[Records about charts and figures]
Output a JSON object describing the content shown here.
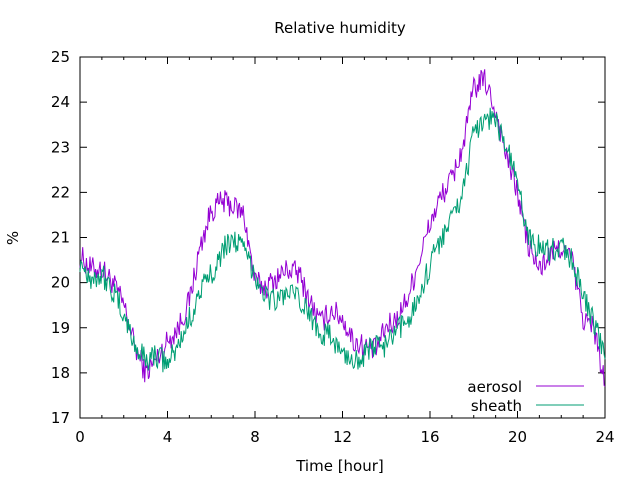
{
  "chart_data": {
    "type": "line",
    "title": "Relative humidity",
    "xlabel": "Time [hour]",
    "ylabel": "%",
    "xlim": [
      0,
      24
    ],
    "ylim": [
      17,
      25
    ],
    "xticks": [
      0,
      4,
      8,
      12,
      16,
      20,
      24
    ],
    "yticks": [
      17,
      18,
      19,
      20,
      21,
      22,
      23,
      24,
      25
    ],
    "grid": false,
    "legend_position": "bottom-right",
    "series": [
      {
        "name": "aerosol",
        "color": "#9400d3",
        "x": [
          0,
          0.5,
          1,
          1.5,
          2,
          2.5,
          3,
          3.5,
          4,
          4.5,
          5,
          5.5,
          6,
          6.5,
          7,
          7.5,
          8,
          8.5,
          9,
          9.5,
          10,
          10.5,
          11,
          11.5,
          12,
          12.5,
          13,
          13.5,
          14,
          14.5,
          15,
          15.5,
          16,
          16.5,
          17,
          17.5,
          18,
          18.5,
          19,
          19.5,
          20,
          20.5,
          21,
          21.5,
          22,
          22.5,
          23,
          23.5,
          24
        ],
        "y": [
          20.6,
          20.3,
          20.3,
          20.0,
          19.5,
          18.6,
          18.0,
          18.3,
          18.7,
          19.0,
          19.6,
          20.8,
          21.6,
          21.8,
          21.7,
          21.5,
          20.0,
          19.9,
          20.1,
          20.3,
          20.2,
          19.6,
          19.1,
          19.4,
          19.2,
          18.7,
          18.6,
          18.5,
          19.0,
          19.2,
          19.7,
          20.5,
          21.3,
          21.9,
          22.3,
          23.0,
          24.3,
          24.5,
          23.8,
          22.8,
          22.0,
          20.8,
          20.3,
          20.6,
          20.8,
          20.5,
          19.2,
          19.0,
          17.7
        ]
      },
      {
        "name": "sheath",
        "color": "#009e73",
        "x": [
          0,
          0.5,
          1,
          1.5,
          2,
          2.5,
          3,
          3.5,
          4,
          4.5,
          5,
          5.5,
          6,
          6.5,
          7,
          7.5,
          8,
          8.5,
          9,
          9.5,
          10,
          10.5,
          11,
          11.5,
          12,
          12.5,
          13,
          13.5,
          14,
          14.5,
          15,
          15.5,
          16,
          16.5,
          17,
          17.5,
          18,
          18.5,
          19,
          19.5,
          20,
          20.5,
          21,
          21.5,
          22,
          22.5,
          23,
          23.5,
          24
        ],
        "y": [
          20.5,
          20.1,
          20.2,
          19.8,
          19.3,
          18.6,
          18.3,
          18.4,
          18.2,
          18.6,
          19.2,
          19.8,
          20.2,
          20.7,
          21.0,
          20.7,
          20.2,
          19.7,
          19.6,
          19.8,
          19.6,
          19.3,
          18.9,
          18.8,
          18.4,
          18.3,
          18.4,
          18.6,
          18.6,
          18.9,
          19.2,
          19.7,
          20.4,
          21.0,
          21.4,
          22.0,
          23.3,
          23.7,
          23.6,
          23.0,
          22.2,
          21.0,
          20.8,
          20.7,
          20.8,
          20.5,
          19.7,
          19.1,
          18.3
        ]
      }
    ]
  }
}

THE PROBLEM: Print the full listing exactly, dropping the pictures.

SOLUTION:
Output a JSON object describing the content shown here.
{
  "chart_data": {
    "type": "line",
    "title": "Relative humidity",
    "xlabel": "Time [hour]",
    "ylabel": "%",
    "xlim": [
      0,
      24
    ],
    "ylim": [
      17,
      25
    ],
    "xticks": [
      0,
      4,
      8,
      12,
      16,
      20,
      24
    ],
    "yticks": [
      17,
      18,
      19,
      20,
      21,
      22,
      23,
      24,
      25
    ],
    "grid": false,
    "legend_position": "bottom-right",
    "series": [
      {
        "name": "aerosol",
        "color": "#9400d3",
        "x": [
          0,
          0.5,
          1,
          1.5,
          2,
          2.5,
          3,
          3.5,
          4,
          4.5,
          5,
          5.5,
          6,
          6.5,
          7,
          7.5,
          8,
          8.5,
          9,
          9.5,
          10,
          10.5,
          11,
          11.5,
          12,
          12.5,
          13,
          13.5,
          14,
          14.5,
          15,
          15.5,
          16,
          16.5,
          17,
          17.5,
          18,
          18.5,
          19,
          19.5,
          20,
          20.5,
          21,
          21.5,
          22,
          22.5,
          23,
          23.5,
          24
        ],
        "y": [
          20.6,
          20.3,
          20.3,
          20.0,
          19.5,
          18.6,
          18.0,
          18.3,
          18.7,
          19.0,
          19.6,
          20.8,
          21.6,
          21.8,
          21.7,
          21.5,
          20.0,
          19.9,
          20.1,
          20.3,
          20.2,
          19.6,
          19.1,
          19.4,
          19.2,
          18.7,
          18.6,
          18.5,
          19.0,
          19.2,
          19.7,
          20.5,
          21.3,
          21.9,
          22.3,
          23.0,
          24.3,
          24.5,
          23.8,
          22.8,
          22.0,
          20.8,
          20.3,
          20.6,
          20.8,
          20.5,
          19.2,
          19.0,
          17.7
        ]
      },
      {
        "name": "sheath",
        "color": "#009e73",
        "x": [
          0,
          0.5,
          1,
          1.5,
          2,
          2.5,
          3,
          3.5,
          4,
          4.5,
          5,
          5.5,
          6,
          6.5,
          7,
          7.5,
          8,
          8.5,
          9,
          9.5,
          10,
          10.5,
          11,
          11.5,
          12,
          12.5,
          13,
          13.5,
          14,
          14.5,
          15,
          15.5,
          16,
          16.5,
          17,
          17.5,
          18,
          18.5,
          19,
          19.5,
          20,
          20.5,
          21,
          21.5,
          22,
          22.5,
          23,
          23.5,
          24
        ],
        "y": [
          20.5,
          20.1,
          20.2,
          19.8,
          19.3,
          18.6,
          18.3,
          18.4,
          18.2,
          18.6,
          19.2,
          19.8,
          20.2,
          20.7,
          21.0,
          20.7,
          20.2,
          19.7,
          19.6,
          19.8,
          19.6,
          19.3,
          18.9,
          18.8,
          18.4,
          18.3,
          18.4,
          18.6,
          18.6,
          18.9,
          19.2,
          19.7,
          20.4,
          21.0,
          21.4,
          22.0,
          23.3,
          23.7,
          23.6,
          23.0,
          22.2,
          21.0,
          20.8,
          20.7,
          20.8,
          20.5,
          19.7,
          19.1,
          18.3
        ]
      }
    ]
  }
}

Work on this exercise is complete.